Exercise
Scan the entries and tally the lines that include the string "liên". Reply with the figure alone.

Records for processing
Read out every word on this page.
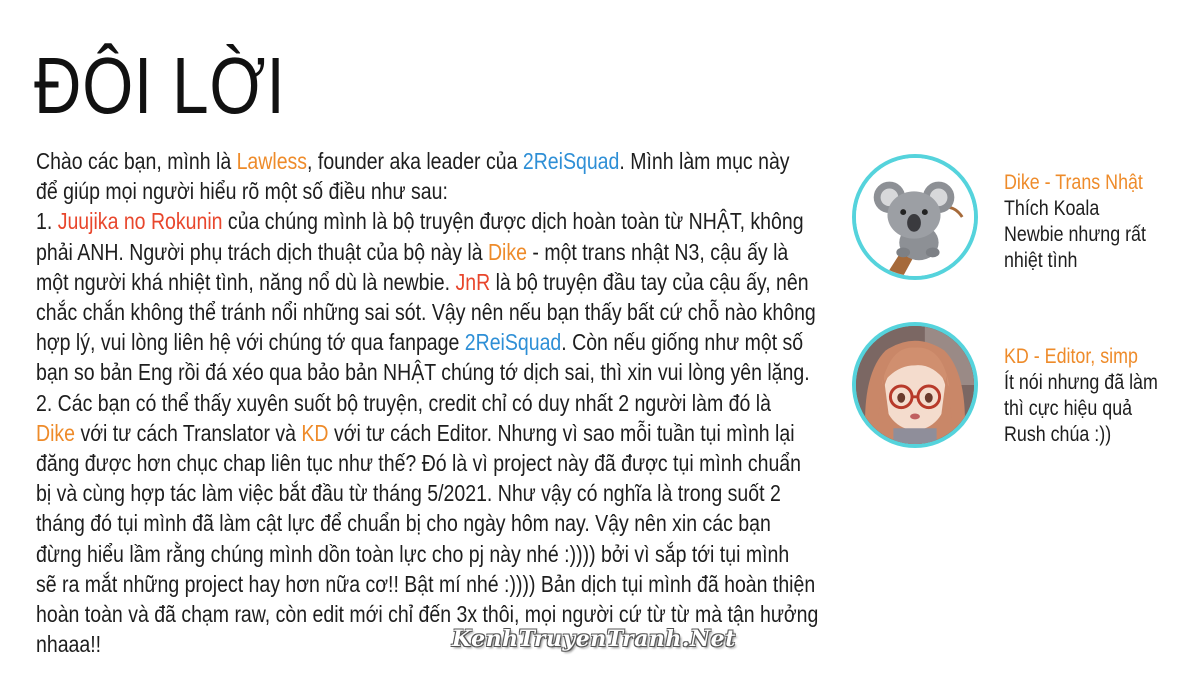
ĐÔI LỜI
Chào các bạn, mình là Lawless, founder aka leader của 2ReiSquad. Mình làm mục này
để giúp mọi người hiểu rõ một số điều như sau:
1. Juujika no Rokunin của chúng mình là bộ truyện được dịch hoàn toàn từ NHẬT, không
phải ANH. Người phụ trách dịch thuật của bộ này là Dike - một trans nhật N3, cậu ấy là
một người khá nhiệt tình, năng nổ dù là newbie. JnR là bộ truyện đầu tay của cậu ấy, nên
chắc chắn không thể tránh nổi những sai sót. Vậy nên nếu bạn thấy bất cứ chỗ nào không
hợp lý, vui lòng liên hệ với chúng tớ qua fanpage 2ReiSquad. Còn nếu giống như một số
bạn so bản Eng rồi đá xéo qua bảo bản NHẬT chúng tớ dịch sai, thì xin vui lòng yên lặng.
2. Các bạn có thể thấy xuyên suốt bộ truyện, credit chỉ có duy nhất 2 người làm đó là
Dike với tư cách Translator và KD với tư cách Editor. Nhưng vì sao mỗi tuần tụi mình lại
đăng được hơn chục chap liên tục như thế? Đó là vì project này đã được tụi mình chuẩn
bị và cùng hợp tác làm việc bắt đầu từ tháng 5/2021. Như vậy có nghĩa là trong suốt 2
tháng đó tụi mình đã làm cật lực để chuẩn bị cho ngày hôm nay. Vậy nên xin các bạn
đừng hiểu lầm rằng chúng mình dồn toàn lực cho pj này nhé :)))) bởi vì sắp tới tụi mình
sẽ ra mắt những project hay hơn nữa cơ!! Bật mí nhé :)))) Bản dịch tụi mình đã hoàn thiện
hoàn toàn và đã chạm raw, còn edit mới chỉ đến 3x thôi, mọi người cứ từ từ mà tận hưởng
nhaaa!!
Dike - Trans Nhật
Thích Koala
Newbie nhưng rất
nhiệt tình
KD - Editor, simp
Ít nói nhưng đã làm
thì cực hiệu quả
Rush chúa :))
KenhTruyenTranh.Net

Task response
2